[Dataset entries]
============================================================

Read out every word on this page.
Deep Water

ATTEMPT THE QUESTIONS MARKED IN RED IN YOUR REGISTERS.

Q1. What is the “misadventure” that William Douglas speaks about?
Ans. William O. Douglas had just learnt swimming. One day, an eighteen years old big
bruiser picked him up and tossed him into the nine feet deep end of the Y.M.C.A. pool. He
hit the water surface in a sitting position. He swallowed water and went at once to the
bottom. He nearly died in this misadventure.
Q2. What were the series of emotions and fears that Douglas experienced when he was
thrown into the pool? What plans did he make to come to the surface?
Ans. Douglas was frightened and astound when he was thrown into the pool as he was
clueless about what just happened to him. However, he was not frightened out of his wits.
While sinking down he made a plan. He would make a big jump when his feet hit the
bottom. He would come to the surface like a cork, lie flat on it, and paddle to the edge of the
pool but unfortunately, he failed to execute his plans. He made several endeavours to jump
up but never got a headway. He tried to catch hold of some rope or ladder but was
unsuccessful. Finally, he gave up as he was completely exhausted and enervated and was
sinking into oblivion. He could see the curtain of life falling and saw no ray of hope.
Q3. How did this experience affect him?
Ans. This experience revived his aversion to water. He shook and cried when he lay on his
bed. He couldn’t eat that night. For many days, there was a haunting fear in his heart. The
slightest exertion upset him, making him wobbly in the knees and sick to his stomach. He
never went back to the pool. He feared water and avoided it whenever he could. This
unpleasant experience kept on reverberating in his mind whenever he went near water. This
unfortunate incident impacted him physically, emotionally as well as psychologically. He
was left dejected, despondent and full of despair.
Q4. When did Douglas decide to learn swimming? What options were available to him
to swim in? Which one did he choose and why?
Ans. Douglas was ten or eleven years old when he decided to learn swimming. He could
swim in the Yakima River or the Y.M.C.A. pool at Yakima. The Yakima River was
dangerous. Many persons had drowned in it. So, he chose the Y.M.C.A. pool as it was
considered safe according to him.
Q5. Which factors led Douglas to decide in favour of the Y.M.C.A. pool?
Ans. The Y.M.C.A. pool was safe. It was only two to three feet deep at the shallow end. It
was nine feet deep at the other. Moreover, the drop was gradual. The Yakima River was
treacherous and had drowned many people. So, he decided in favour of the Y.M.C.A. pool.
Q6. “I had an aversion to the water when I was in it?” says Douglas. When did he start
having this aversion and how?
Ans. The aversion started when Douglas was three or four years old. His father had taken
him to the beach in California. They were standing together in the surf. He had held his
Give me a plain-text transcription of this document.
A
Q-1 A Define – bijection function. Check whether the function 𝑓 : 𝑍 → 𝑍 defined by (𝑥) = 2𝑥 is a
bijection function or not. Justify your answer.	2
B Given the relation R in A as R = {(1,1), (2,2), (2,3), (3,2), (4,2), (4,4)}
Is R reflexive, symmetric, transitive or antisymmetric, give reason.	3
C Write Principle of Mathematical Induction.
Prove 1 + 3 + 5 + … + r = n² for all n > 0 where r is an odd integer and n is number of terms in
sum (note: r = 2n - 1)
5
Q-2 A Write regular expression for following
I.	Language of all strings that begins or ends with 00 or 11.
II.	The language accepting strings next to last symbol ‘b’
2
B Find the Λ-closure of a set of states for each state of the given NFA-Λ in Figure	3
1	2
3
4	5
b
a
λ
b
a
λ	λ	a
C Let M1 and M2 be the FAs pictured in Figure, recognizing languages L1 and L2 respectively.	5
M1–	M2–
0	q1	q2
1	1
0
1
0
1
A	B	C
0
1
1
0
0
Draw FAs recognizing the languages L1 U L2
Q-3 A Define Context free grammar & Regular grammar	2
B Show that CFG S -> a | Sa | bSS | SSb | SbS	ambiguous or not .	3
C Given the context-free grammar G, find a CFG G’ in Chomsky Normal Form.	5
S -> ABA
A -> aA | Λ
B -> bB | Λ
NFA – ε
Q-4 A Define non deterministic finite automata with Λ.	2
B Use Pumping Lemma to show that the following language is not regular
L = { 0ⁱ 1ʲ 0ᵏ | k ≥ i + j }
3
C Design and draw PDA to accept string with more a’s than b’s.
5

============================================================

- [Challenge] All of the entries should be written out again exactly.

- [Correct result]
Read out every word on this page.
Deep Water

ATTEMPT THE QUESTIONS MARKED IN RED IN YOUR REGISTERS.

Q1. What is the “misadventure” that William Douglas speaks about?
Ans. William O. Douglas had just learnt swimming. One day, an eighteen years old big
bruiser picked him up and tossed him into the nine feet deep end of the Y.M.C.A. pool. He
hit the water surface in a sitting position. He swallowed water and went at once to the
bottom. He nearly died in this misadventure.
Q2. What were the series of emotions and fears that Douglas experienced when he was
thrown into the pool? What plans did he make to come to the surface?
Ans. Douglas was frightened and astound when he was thrown into the pool as he was
clueless about what just happened to him. However, he was not frightened out of his wits.
While sinking down he made a plan. He would make a big jump when his feet hit the
bottom. He would come to the surface like a cork, lie flat on it, and paddle to the edge of the
pool but unfortunately, he failed to execute his plans. He made several endeavours to jump
up but never got a headway. He tried to catch hold of some rope or ladder but was
unsuccessful. Finally, he gave up as he was completely exhausted and enervated and was
sinking into oblivion. He could see the curtain of life falling and saw no ray of hope.
Q3. How did this experience affect him?
Ans. This experience revived his aversion to water. He shook and cried when he lay on his
bed. He couldn’t eat that night. For many days, there was a haunting fear in his heart. The
slightest exertion upset him, making him wobbly in the knees and sick to his stomach. He
never went back to the pool. He feared water and avoided it whenever he could. This
unpleasant experience kept on reverberating in his mind whenever he went near water. This
unfortunate incident impacted him physically, emotionally as well as psychologically. He
was left dejected, despondent and full of despair.
Q4. When did Douglas decide to learn swimming? What options were available to him
to swim in? Which one did he choose and why?
Ans. Douglas was ten or eleven years old when he decided to learn swimming. He could
swim in the Yakima River or the Y.M.C.A. pool at Yakima. The Yakima River was
dangerous. Many persons had drowned in it. So, he chose the Y.M.C.A. pool as it was
considered safe according to him.
Q5. Which factors led Douglas to decide in favour of the Y.M.C.A. pool?
Ans. The Y.M.C.A. pool was safe. It was only two to three feet deep at the shallow end. It
was nine feet deep at the other. Moreover, the drop was gradual. The Yakima River was
treacherous and had drowned many people. So, he decided in favour of the Y.M.C.A. pool.
Q6. “I had an aversion to the water when I was in it?” says Douglas. When did he start
having this aversion and how?
Ans. The aversion started when Douglas was three or four years old. His father had taken
him to the beach in California. They were standing together in the surf. He had held his
Give me a plain-text transcription of this document.
A
Q-1 A Define – bijection function. Check whether the function 𝑓 : 𝑍 → 𝑍 defined by (𝑥) = 2𝑥 is a
bijection function or not. Justify your answer.	2
B Given the relation R in A as R = {(1,1), (2,2), (2,3), (3,2), (4,2), (4,4)}
Is R reflexive, symmetric, transitive or antisymmetric, give reason.	3
C Write Principle of Mathematical Induction.
Prove 1 + 3 + 5 + … + r = n² for all n > 0 where r is an odd integer and n is number of terms in
sum (note: r = 2n - 1)
5
Q-2 A Write regular expression for following
I.	Language of all strings that begins or ends with 00 or 11.
II.	The language accepting strings next to last symbol ‘b’
2
B Find the Λ-closure of a set of states for each state of the given NFA-Λ in Figure	3
1	2
3
4	5
b
a
λ
b
a
λ	λ	a
C Let M1 and M2 be the FAs pictured in Figure, recognizing languages L1 and L2 respectively.	5
M1–	M2–
0	q1	q2
1	1
0
1
0
1
A	B	C
0
1
1
0
0
Draw FAs recognizing the languages L1 U L2
Q-3 A Define Context free grammar & Regular grammar	2
B Show that CFG S -> a | Sa | bSS | SSb | SbS	ambiguous or not .	3
C Given the context-free grammar G, find a CFG G’ in Chomsky Normal Form.	5
S -> ABA
A -> aA | Λ
B -> bB | Λ
NFA – ε
Q-4 A Define non deterministic finite automata with Λ.	2
B Use Pumping Lemma to show that the following language is not regular
L = { 0ⁱ 1ʲ 0ᵏ | k ≥ i + j }
3
C Design and draw PDA to accept string with more a’s than b’s.
5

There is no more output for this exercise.